(Layout annotation records)
========================
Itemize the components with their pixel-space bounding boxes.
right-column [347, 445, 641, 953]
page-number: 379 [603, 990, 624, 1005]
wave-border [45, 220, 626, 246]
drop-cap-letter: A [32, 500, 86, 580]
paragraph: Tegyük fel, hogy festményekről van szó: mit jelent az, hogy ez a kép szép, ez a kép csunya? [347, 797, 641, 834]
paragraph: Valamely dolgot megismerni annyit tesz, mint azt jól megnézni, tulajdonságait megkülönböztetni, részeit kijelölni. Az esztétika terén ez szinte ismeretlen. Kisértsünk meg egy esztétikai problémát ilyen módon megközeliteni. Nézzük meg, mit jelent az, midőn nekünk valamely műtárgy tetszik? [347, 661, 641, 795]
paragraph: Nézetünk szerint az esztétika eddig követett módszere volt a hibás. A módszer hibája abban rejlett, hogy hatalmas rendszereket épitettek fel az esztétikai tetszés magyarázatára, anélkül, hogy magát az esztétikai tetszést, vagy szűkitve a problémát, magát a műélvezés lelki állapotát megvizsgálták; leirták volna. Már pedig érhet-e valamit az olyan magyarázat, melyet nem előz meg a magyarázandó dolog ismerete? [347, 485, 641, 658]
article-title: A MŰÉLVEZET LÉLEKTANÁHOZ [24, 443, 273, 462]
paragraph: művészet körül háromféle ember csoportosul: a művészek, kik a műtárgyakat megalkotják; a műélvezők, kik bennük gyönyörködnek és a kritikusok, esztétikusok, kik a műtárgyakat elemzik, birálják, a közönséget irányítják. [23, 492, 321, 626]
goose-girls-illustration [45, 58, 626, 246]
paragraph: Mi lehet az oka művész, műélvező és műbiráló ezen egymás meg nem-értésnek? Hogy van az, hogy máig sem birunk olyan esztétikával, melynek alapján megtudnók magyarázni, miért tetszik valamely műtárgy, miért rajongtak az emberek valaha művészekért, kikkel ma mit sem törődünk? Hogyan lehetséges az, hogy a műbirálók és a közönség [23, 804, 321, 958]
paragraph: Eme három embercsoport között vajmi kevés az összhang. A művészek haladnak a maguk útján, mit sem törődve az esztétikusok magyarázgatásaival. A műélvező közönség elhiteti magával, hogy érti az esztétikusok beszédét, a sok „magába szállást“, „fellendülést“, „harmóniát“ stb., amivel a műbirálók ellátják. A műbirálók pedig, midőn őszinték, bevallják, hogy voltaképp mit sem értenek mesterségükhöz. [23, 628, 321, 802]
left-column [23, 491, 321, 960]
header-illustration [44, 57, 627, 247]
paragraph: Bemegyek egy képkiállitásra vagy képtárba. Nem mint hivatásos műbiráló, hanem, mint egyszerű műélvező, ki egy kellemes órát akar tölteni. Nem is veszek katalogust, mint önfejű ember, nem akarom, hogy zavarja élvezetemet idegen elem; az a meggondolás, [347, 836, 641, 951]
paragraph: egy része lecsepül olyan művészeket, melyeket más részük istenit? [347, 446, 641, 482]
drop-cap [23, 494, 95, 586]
========================
• _Directions_:
Put every one of the lines above into a JSON list of strings, with one string per line and any blank lines left out.

• _Response_:
[
  "Itemize the components with their pixel-space bounding boxes.",
  "right-column [347, 445, 641, 953]",
  "page-number: 379 [603, 990, 624, 1005]",
  "wave-border [45, 220, 626, 246]",
  "drop-cap-letter: A [32, 500, 86, 580]",
  "paragraph: Tegyük fel, hogy festményekről van szó: mit jelent az, hogy ez a kép szép, ez a kép csunya? [347, 797, 641, 834]",
  "paragraph: Valamely dolgot megismerni annyit tesz, mint azt jól megnézni, tulajdonságait megkülönböztetni, részeit kijelölni. Az esztétika terén ez szinte ismeretlen. Kisértsünk meg egy esztétikai problémát ilyen módon megközeliteni. Nézzük meg, mit jelent az, midőn nekünk valamely műtárgy tetszik? [347, 661, 641, 795]",
  "paragraph: Nézetünk szerint az esztétika eddig követett módszere volt a hibás. A módszer hibája abban rejlett, hogy hatalmas rendszereket épitettek fel az esztétikai tetszés magyarázatára, anélkül, hogy magát az esztétikai tetszést, vagy szűkitve a problémát, magát a műélvezés lelki állapotát megvizsgálták; leirták volna. Már pedig érhet-e valamit az olyan magyarázat, melyet nem előz meg a magyarázandó dolog ismerete? [347, 485, 641, 658]",
  "article-title: A MŰÉLVEZET LÉLEKTANÁHOZ [24, 443, 273, 462]",
  "paragraph: művészet körül háromféle ember csoportosul: a művészek, kik a műtárgyakat megalkotják; a műélvezők, kik bennük gyönyörködnek és a kritikusok, esztétikusok, kik a műtárgyakat elemzik, birálják, a közönséget irányítják. [23, 492, 321, 626]",
  "goose-girls-illustration [45, 58, 626, 246]",
  "paragraph: Mi lehet az oka művész, műélvező és műbiráló ezen egymás meg nem-értésnek? Hogy van az, hogy máig sem birunk olyan esztétikával, melynek alapján megtudnók magyarázni, miért tetszik valamely műtárgy, miért rajongtak az emberek valaha művészekért, kikkel ma mit sem törődünk? Hogyan lehetséges az, hogy a műbirálók és a közönség [23, 804, 321, 958]",
  "paragraph: Eme három embercsoport között vajmi kevés az összhang. A művészek haladnak a maguk útján, mit sem törődve az esztétikusok magyarázgatásaival. A műélvező közönség elhiteti magával, hogy érti az esztétikusok beszédét, a sok „magába szállást“, „fellendülést“, „harmóniát“ stb., amivel a műbirálók ellátják. A műbirálók pedig, midőn őszinték, bevallják, hogy voltaképp mit sem értenek mesterségükhöz. [23, 628, 321, 802]",
  "left-column [23, 491, 321, 960]",
  "header-illustration [44, 57, 627, 247]",
  "paragraph: Bemegyek egy képkiállitásra vagy képtárba. Nem mint hivatásos műbiráló, hanem, mint egyszerű műélvező, ki egy kellemes órát akar tölteni. Nem is veszek katalogust, mint önfejű ember, nem akarom, hogy zavarja élvezetemet idegen elem; az a meggondolás, [347, 836, 641, 951]",
  "paragraph: egy része lecsepül olyan művészeket, melyeket más részük istenit? [347, 446, 641, 482]",
  "drop-cap [23, 494, 95, 586]"
]